_TEXT SHOWN_.
━━━━

I want to connect with the oracle database from a perl script in solaris servier. Able to see DBI is installed but not DBD::Oracle in the current perl version 5.8.4. I dont have root acess and working on my home user id. Download the DBD-Oracle-1.50 and unzipped in the local directory where my perl script exists. I want to copy the DBD Oracle library files into a custom directory and run the script since i dont have root acess. When i read the install script in the DBD-Oracle-1.50 it's says for manuall install i need to run the below scripts . Since i dont have root access i want to copy the library modules into the local directory. Not sure how to tell these scripts to install it in the local directory where my perl script exists.
Does installing DBI and DBD in a custom directory under my user id makes it work properly. Do those modules require root access to work properly? To use DBD::Oracle does oracle needs to be installed in server. My Understanding Oracle driver DBD::Oracle should take care of it.
perl Makefile.PL
make && make test
make install
> ls -tlr /usr/perl5/vendor_perl/5.8.4/sun4-solaris-64int total 956
> -rwxr-xr-x 1 root bin 15161 Mar 26 2005 Roadmap.pod
> -rwxr-xr-x 1 root bin 1048 Sep 5 2006 TASKS.pod
> -rwxr-xr-x 1 root bin 289343 Jun 26 2007 DBI.pm
> -rwxr-xr-x 1 root bin 4608 Jun 12 2008 goferperf.pl
> -rwxr-xr-x 1 root bin 1356 Jun 12 2008 dbixs_rev.pl
> -rwxr-xr-x 1 root bin 58386 Apr 3 2010 SNMP.pm drwxr-xr-x 3 root bin 7 Oct 13 2010 NetSNMP
> drwxr-xr-x 2 root bin 3 Oct 13 2010 Win32 drwxr-xr-x
> 8 root bin 19 Oct 13 2010 DBI drwxr-xr-x 2 root
> bin 4 Oct 13 2010 Bundle drwxr-xr-x 6 root other
> 6 Oct 13 2010 auto drwxr-xr-x 3 root bin 11 Oct 13
> 2010 DBD
>
> ls -ltr /usr/perl5/vendor_perl/5.8.4/sun4-solaris-64int/DBD total 543
> -rwxr-xr-x 1 root bin 111586 May 6 2006 Pg.pm
> -rwxr-xr-x 1 root bin 28785 Sep 27 2006 Proxy.pm
> -rwxr-xr-x 1 root bin 7937 Jan 25 2007 Sponge.pm
> -rwxr-xr-x 1 root bin 42836 Feb 6 2007 DBM.pm
> -rwxr-xr-x 1 root bin 19882 Mar 28 2007 File.pm
> -rwxr-xr-x 1 root bin 12051 May 10 2007 ExampleP.pm
> -rwxr-xr-x 1 root bin 43586 May 14 2007 Gofer.pm
> -rwxr-xr-x 1 root bin 3761 Jun 15 2007 NullP.pm drwxr-xr-x 4 root bin 4 Oct 13 2010 Gofer
If DBI is already installed, you should only need to install DBD::Oracle, though you might want to install a later version of DBI. You can install DBD::Oracle under your home directory, then set the PERL5LIB environment variable to that directory (or to include that directory). The long way to install is:
perl Makefile.PL PREFIX=~/perl #Or whatever sub-directory you like
make
make test
make install
Then include at least "~/perl/lib;~/perl/lib/site_perl" in PERL5LIB before running your programs (or include a 'use lib" in your programs).

━━━━

_INFORMATION PROVIDED_.
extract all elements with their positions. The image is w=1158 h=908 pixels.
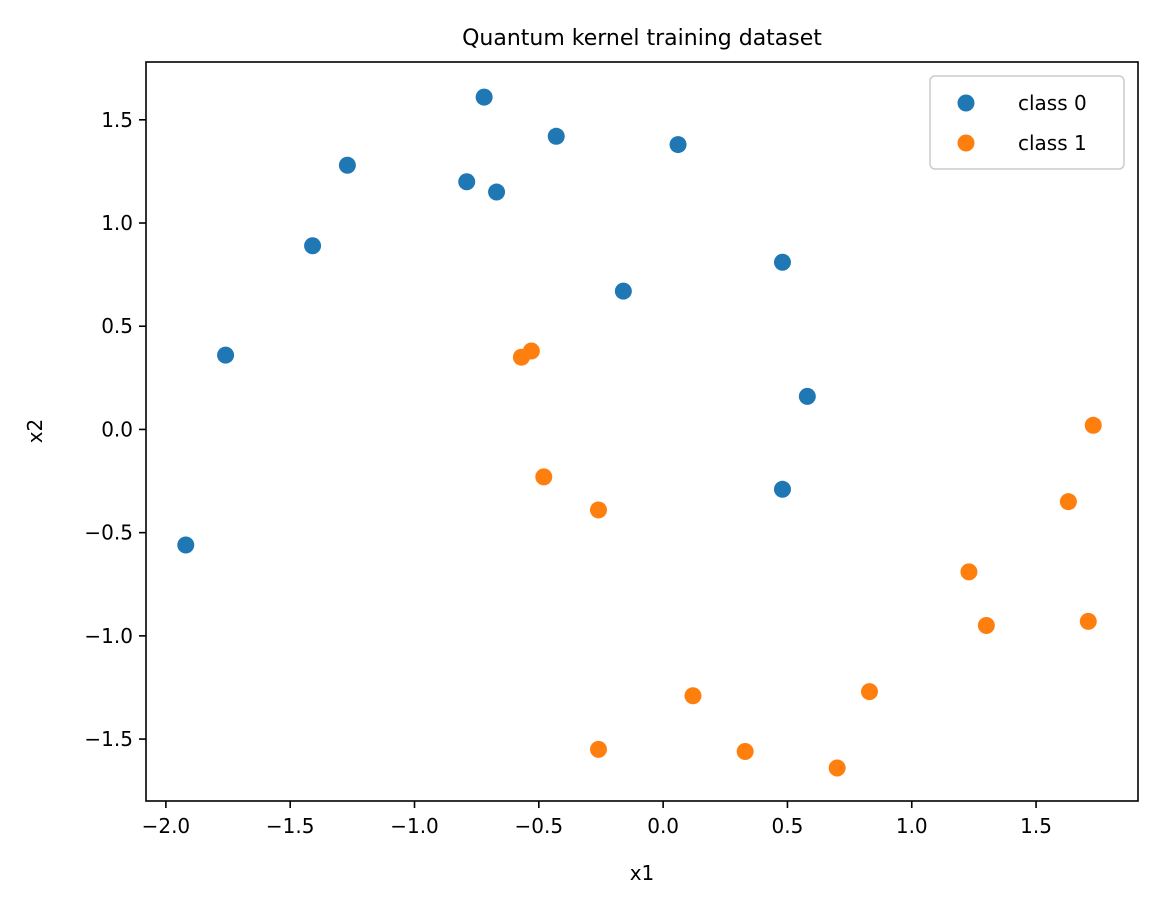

━━━━

_REQUIRED TASK A_.
Decide whether each statement agrees with the text on installing DBD::Oracle. Answer yes or no for each, and quote the deciding words from that text.
(i) The Perl version on the server is 5.8.4.
(ii) The writer has root access on the server.
(iii) The reply says DBI must be reinstalled before DBD::Oracle can be added.
_REQUIRED TASK B_.
Write the next part of the text on installing DBD::Oracle, picking up after its final sentence.
The data has no connection to the text on installing DBD::Oracle.

_RIGHT ANSWER A_.
(i) Yes: "the current perl version 5.8.4"
(ii) No: "I dont have root acess and working on my home user id."
(iii) No: "If DBI is already installed, you should only need to install DBD::Oracle"

_RIGHT ANSWER B_.
You can also set certain environment variables like PERL_MM_OPT and PERL_MB_OPT so that you don't have to specify the PREFIX= on the command line (see docs for ExtUtils::MakeMaker and Module::Build). I also recommend cpanm and setting PERL_CPANM_HOME to something under your home directory.
Perl modules can be very well installed in a custom directory. This situation usually arises when you don't have root access to install the PM. Once you have installed DBI and DBD in your custom folder there are several different ways to make sure that perl is aware of this installation.
1. Set the environment variable PERL5LIB
Perl will look for modules in the directories specified in PERL5LIB environment variable before looking in the standard library and current directory, so you can set this variable to locate your modules.
The syntax is the same you use for the PATH environment variables, so you separate the directories with colons on unix and with a semicolon on Windows.
Example:
# unix, bourne shell
PERL5LIB=/home/path/lib:/usr/another/path/lib; export PERL5LIB
Be aware that scripts running with -T option (taint checks) do not use that variable, so in those cases this option won't work.
2. Use '-I' command line parameter
The syntax should be something like:
perl -I /home/path/lib -I /usr/another/lib script.pl
3. Add the library path in your script
The command for including the path in your script is: use lib "path".
Notice that this statement prepends "path" to the #INC array, so it's basically the same as unshift #INC, "path"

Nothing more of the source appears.